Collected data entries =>
╭──
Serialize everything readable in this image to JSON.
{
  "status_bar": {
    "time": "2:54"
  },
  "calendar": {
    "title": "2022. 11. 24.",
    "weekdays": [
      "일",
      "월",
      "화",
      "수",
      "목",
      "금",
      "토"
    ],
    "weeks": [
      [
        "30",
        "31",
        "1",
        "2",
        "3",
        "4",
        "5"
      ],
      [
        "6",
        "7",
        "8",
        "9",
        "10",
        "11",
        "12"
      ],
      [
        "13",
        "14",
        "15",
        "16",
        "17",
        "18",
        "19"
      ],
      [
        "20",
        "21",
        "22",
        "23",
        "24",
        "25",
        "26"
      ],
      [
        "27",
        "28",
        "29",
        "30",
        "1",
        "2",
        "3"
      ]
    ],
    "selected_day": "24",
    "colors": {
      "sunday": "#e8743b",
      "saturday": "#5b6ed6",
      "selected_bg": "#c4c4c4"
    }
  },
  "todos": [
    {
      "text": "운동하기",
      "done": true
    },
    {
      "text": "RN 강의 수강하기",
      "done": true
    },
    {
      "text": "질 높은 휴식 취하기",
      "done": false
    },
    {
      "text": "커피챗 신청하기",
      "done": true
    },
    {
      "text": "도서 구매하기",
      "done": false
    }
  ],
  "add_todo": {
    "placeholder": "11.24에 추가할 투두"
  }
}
╰──
╭──
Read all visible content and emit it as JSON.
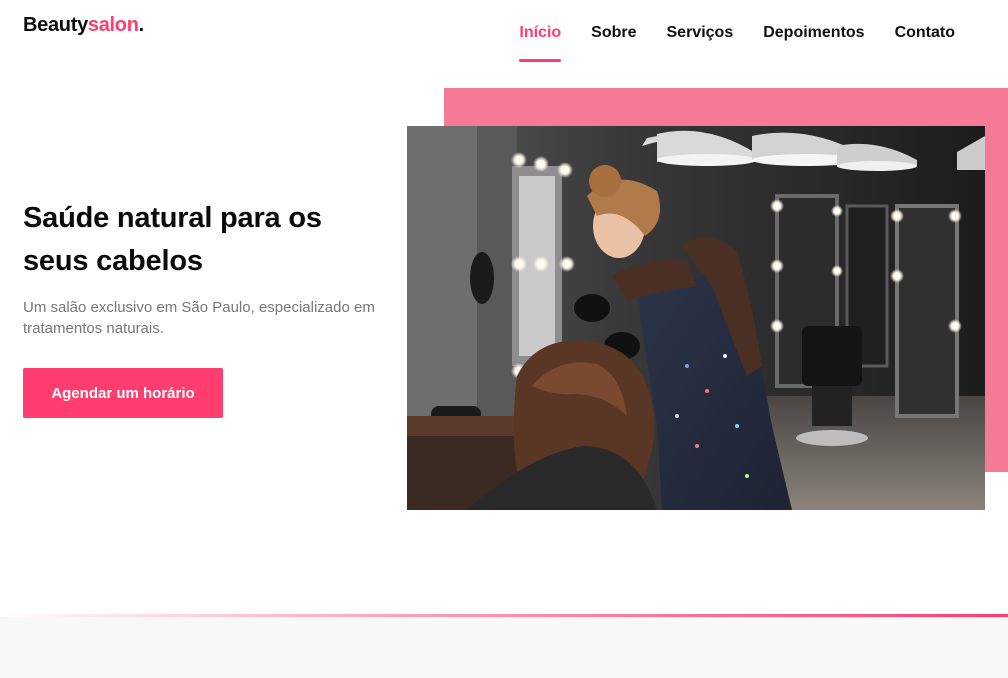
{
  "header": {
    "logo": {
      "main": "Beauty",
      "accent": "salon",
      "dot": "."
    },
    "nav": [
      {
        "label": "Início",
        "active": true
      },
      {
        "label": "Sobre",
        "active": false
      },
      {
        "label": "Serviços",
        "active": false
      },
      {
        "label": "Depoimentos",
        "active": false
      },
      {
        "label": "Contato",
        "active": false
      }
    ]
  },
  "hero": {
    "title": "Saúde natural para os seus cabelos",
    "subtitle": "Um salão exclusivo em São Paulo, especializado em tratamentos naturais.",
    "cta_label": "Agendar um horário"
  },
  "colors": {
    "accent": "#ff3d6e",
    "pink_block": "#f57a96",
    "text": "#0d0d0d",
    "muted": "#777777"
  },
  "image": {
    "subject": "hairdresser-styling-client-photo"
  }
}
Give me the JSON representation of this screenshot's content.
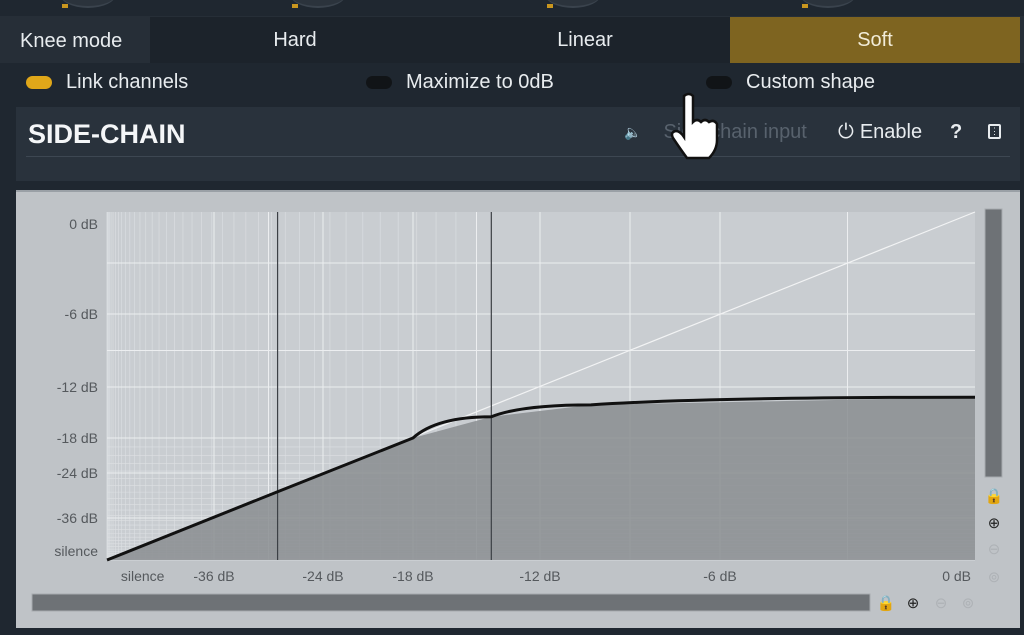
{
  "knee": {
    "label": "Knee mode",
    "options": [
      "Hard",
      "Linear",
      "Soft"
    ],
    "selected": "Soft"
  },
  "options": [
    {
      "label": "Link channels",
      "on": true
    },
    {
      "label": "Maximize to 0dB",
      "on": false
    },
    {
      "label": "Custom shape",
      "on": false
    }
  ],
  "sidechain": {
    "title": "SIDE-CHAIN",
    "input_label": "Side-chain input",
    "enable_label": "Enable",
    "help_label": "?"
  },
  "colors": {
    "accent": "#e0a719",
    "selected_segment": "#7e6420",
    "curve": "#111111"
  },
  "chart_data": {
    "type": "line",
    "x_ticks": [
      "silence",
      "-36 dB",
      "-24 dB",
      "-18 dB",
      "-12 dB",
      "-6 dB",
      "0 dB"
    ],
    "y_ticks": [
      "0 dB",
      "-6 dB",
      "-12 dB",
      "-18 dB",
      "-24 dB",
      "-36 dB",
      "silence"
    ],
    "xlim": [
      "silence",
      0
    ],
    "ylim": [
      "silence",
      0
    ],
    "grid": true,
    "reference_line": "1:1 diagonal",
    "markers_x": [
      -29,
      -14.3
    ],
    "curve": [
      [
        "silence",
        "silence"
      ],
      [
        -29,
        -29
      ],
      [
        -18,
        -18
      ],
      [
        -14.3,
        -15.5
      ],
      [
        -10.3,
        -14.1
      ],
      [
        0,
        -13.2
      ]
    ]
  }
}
╰──
SHORT TASK =>
Your answer should be one number: the count of lines in the data above that include the word "this".

ANSWER IN FULL =>
2